## Entries
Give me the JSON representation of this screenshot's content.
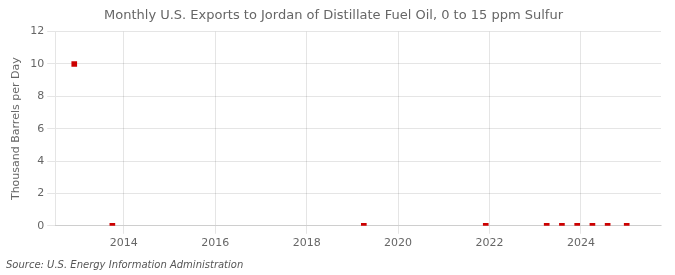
{
  "chart_data": {
    "type": "scatter",
    "title": "Monthly U.S. Exports to Jordan of Distillate Fuel Oil, 0 to 15 ppm Sulfur",
    "ylabel": "Thousand Barrels per Day",
    "annotation": "Source: U.S. Energy Information Administration",
    "x": [
      2012.917,
      2013.75,
      2019.25,
      2021.917,
      2023.25,
      2023.583,
      2023.917,
      2024.25,
      2024.583,
      2025.0
    ],
    "values": [
      10.0,
      0.0,
      0.0,
      0.0,
      0.0,
      0.0,
      0.0,
      0.0,
      0.0,
      0.0
    ],
    "color": "#cc0000",
    "marker": "square",
    "xlim": [
      2012.5,
      2025.75
    ],
    "xticks": [
      2014,
      2016,
      2018,
      2020,
      2022,
      2024
    ],
    "ylim": [
      0,
      12
    ],
    "yticks": [
      0,
      2,
      4,
      6,
      8,
      10,
      12
    ],
    "grid": true
  }
}
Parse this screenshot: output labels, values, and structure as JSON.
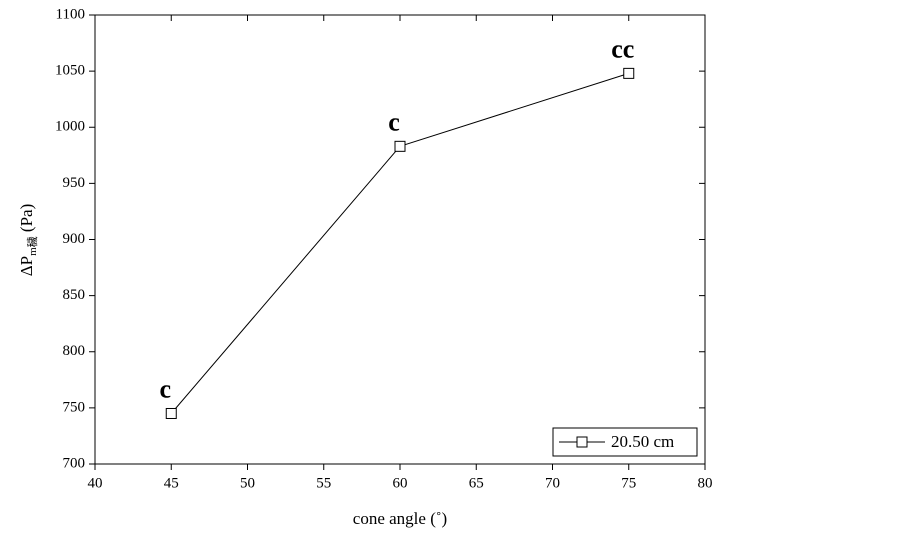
{
  "chart_data": {
    "type": "line",
    "x_label": "cone angle (˚)",
    "y_label": {
      "main": "ΔP",
      "sub": "m穢",
      "unit": " (Pa)"
    },
    "x": [
      45,
      60,
      75
    ],
    "series": [
      {
        "name": "20.50 cm",
        "color": "#000000",
        "marker": "square",
        "values": [
          745,
          983,
          1048
        ]
      }
    ],
    "value_labels": [
      "c",
      "c",
      "cc"
    ],
    "xlim": [
      40,
      80
    ],
    "xticks": [
      40,
      45,
      50,
      55,
      60,
      65,
      70,
      75,
      80
    ],
    "ylim": [
      700,
      1100
    ],
    "yticks": [
      700,
      750,
      800,
      850,
      900,
      950,
      1000,
      1050,
      1100
    ],
    "legend": "bottom-right",
    "grid": false
  }
}
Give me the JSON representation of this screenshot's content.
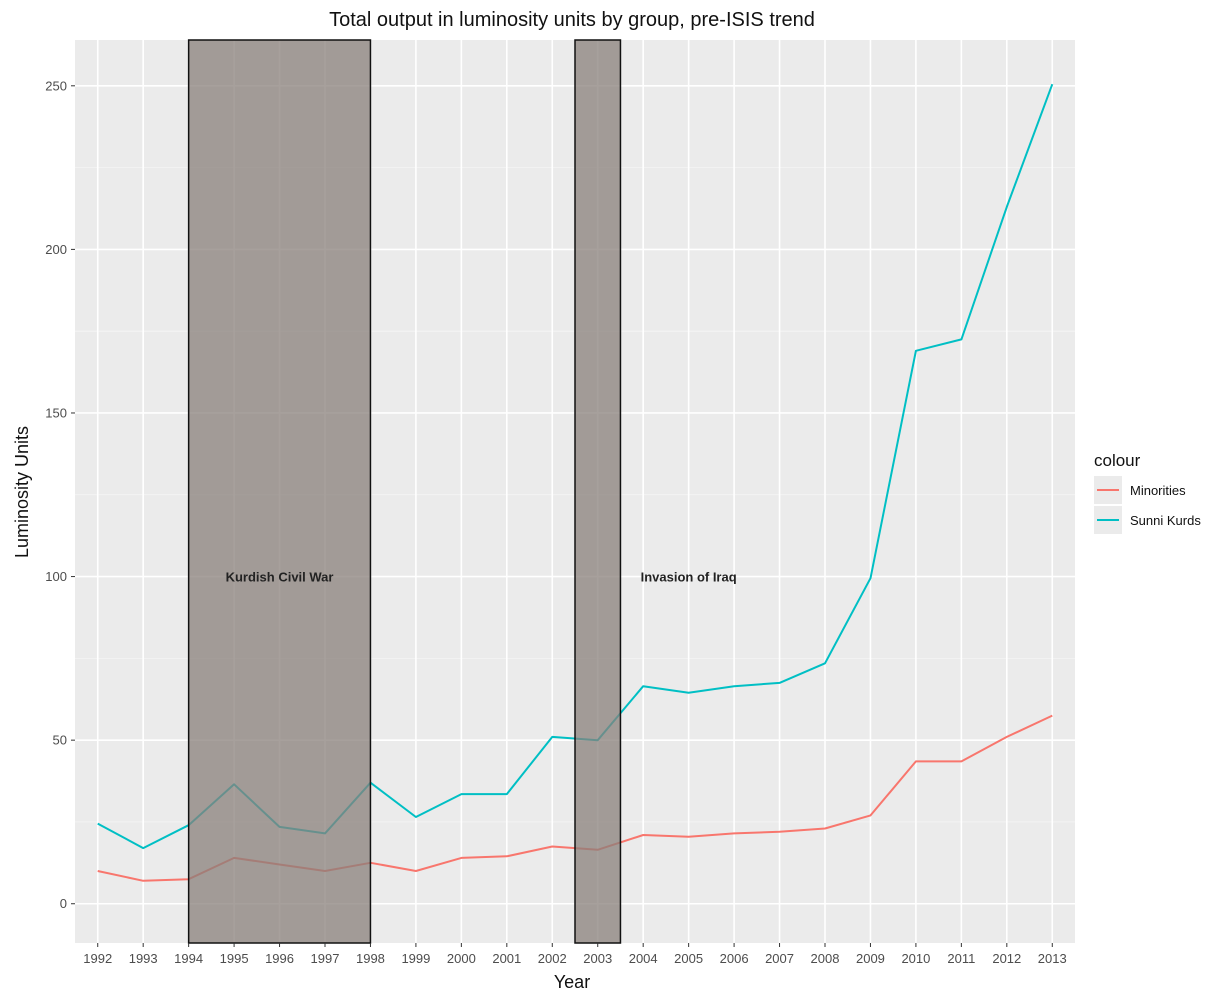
{
  "chart_data": {
    "type": "line",
    "title": "Total output in luminosity units by group, pre-ISIS trend",
    "xlabel": "Year",
    "ylabel": "Luminosity Units",
    "x": [
      1992,
      1993,
      1994,
      1995,
      1996,
      1997,
      1998,
      1999,
      2000,
      2001,
      2002,
      2003,
      2004,
      2005,
      2006,
      2007,
      2008,
      2009,
      2010,
      2011,
      2012,
      2013
    ],
    "xlim": [
      1991.5,
      2013.5
    ],
    "ylim": [
      -12,
      264
    ],
    "yticks": [
      0,
      50,
      100,
      150,
      200,
      250
    ],
    "grid": true,
    "series": [
      {
        "name": "Minorities",
        "color": "#F8766D",
        "values": [
          10,
          7,
          7.5,
          14,
          12,
          10,
          12.5,
          10,
          14,
          14.5,
          17.5,
          16.5,
          21,
          20.5,
          21.5,
          22,
          23,
          27,
          43.5,
          43.5,
          51,
          57.5
        ]
      },
      {
        "name": "Sunni Kurds",
        "color": "#00BFC4",
        "values": [
          24.5,
          17,
          24,
          36.5,
          23.5,
          21.5,
          37,
          26.5,
          33.5,
          33.5,
          51,
          50,
          66.5,
          64.5,
          66.5,
          67.5,
          73.5,
          99.5,
          169,
          172.5,
          213,
          250.5
        ]
      }
    ],
    "annotations": [
      {
        "label": "Kurdish Civil War",
        "x_start": 1994,
        "x_end": 1998,
        "label_x": 1996,
        "label_y": 100
      },
      {
        "label": "Invasion of Iraq",
        "x_start": 2002.5,
        "x_end": 2003.5,
        "label_x": 2005,
        "label_y": 100
      }
    ],
    "legend": {
      "title": "colour",
      "position": "right"
    },
    "colors": {
      "panel": "#EBEBEB",
      "grid_major": "#FFFFFF",
      "shade": "#8A807B",
      "shade_border": "#111111"
    }
  }
}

## Objective
Reproduce the listing exactly. Leave its pictures out.

## Finished answer
Give me the JSON representation of this screenshot's content.
{
  "chart_data": {
    "type": "scatter",
    "title": "Monthly U.S. Exports to Jordan of Distillate Fuel Oil, 0 to 15 ppm Sulfur",
    "ylabel": "Thousand Barrels per Day",
    "annotation": "Source: U.S. Energy Information Administration",
    "x": [
      2012.917,
      2013.75,
      2019.25,
      2021.917,
      2023.25,
      2023.583,
      2023.917,
      2024.25,
      2024.583,
      2025.0
    ],
    "values": [
      10.0,
      0.0,
      0.0,
      0.0,
      0.0,
      0.0,
      0.0,
      0.0,
      0.0,
      0.0
    ],
    "color": "#cc0000",
    "marker": "square",
    "xlim": [
      2012.5,
      2025.75
    ],
    "xticks": [
      2014,
      2016,
      2018,
      2020,
      2022,
      2024
    ],
    "ylim": [
      0,
      12
    ],
    "yticks": [
      0,
      2,
      4,
      6,
      8,
      10,
      12
    ],
    "grid": true
  }
}
Parse this screenshot: output labels, values, and structure as JSON.
{
  "chart_data": {
    "type": "line",
    "x_label": "cone angle (˚)",
    "y_label": {
      "main": "ΔP",
      "sub": "m穢",
      "unit": " (Pa)"
    },
    "x": [
      45,
      60,
      75
    ],
    "series": [
      {
        "name": "20.50 cm",
        "color": "#000000",
        "marker": "square",
        "values": [
          745,
          983,
          1048
        ]
      }
    ],
    "value_labels": [
      "c",
      "c",
      "cc"
    ],
    "xlim": [
      40,
      80
    ],
    "xticks": [
      40,
      45,
      50,
      55,
      60,
      65,
      70,
      75,
      80
    ],
    "ylim": [
      700,
      1100
    ],
    "yticks": [
      700,
      750,
      800,
      850,
      900,
      950,
      1000,
      1050,
      1100
    ],
    "legend": "bottom-right",
    "grid": false
  }
}
Give me the JSON representation of this screenshot's content.
{
  "chart_data": {
    "type": "line",
    "title": "Total output in luminosity units by group, pre-ISIS trend",
    "xlabel": "Year",
    "ylabel": "Luminosity Units",
    "x": [
      1992,
      1993,
      1994,
      1995,
      1996,
      1997,
      1998,
      1999,
      2000,
      2001,
      2002,
      2003,
      2004,
      2005,
      2006,
      2007,
      2008,
      2009,
      2010,
      2011,
      2012,
      2013
    ],
    "xlim": [
      1991.5,
      2013.5
    ],
    "ylim": [
      -12,
      264
    ],
    "yticks": [
      0,
      50,
      100,
      150,
      200,
      250
    ],
    "grid": true,
    "series": [
      {
        "name": "Minorities",
        "color": "#F8766D",
        "values": [
          10,
          7,
          7.5,
          14,
          12,
          10,
          12.5,
          10,
          14,
          14.5,
          17.5,
          16.5,
          21,
          20.5,
          21.5,
          22,
          23,
          27,
          43.5,
          43.5,
          51,
          57.5
        ]
      },
      {
        "name": "Sunni Kurds",
        "color": "#00BFC4",
        "values": [
          24.5,
          17,
          24,
          36.5,
          23.5,
          21.5,
          37,
          26.5,
          33.5,
          33.5,
          51,
          50,
          66.5,
          64.5,
          66.5,
          67.5,
          73.5,
          99.5,
          169,
          172.5,
          213,
          250.5
        ]
      }
    ],
    "annotations": [
      {
        "label": "Kurdish Civil War",
        "x_start": 1994,
        "x_end": 1998,
        "label_x": 1996,
        "label_y": 100
      },
      {
        "label": "Invasion of Iraq",
        "x_start": 2002.5,
        "x_end": 2003.5,
        "label_x": 2005,
        "label_y": 100
      }
    ],
    "legend": {
      "title": "colour",
      "position": "right"
    },
    "colors": {
      "panel": "#EBEBEB",
      "grid_major": "#FFFFFF",
      "shade": "#8A807B",
      "shade_border": "#111111"
    }
  }
}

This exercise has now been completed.